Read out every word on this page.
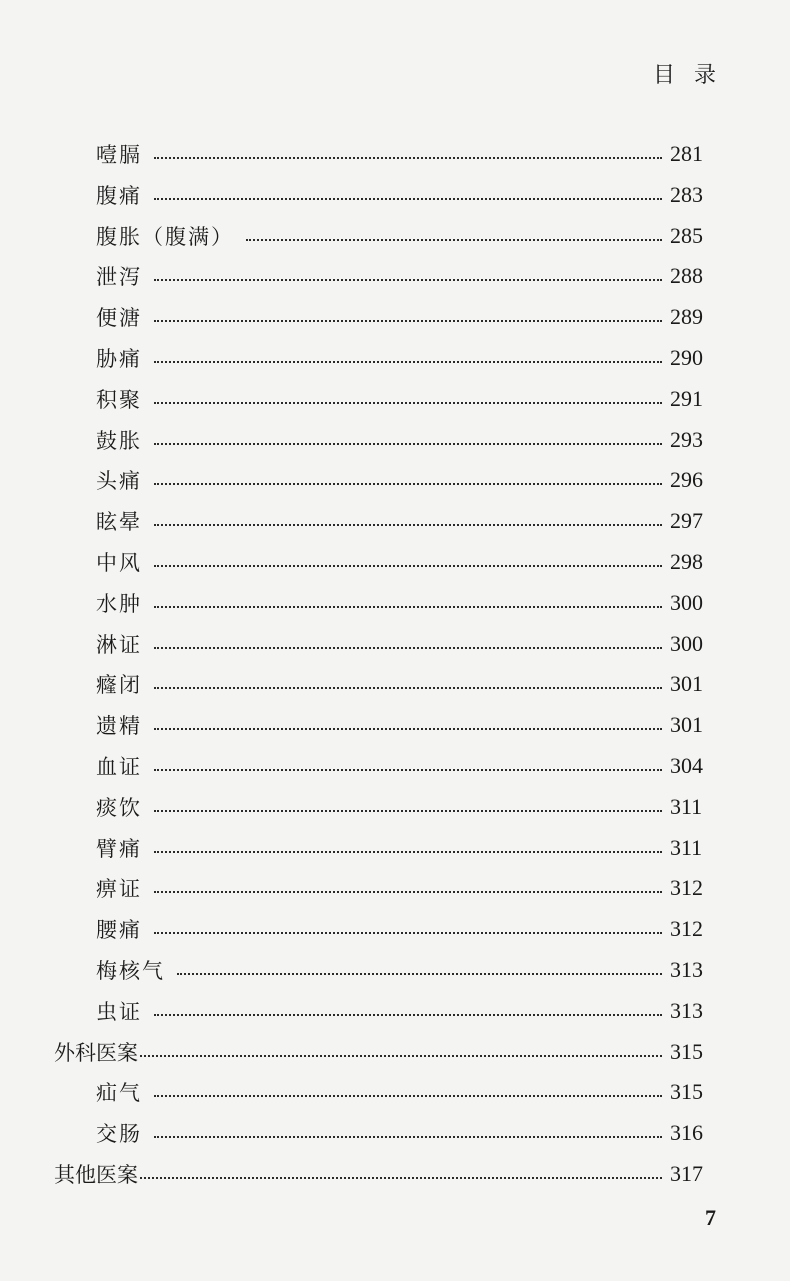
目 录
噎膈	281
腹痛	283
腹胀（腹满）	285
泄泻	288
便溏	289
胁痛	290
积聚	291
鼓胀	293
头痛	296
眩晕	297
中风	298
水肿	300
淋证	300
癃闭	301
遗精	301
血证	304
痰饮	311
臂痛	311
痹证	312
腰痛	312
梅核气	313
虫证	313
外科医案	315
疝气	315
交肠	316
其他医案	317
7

· · ·

# Your instructions:
Repeat everything in the records precisely. Images are excluded from the copy.

# Result below:
Read out every word on this page.
目 录
噎膈	281
腹痛	283
腹胀（腹满）	285
泄泻	288
便溏	289
胁痛	290
积聚	291
鼓胀	293
头痛	296
眩晕	297
中风	298
水肿	300
淋证	300
癃闭	301
遗精	301
血证	304
痰饮	311
臂痛	311
痹证	312
腰痛	312
梅核气	313
虫证	313
外科医案	315
疝气	315
交肠	316
其他医案	317
7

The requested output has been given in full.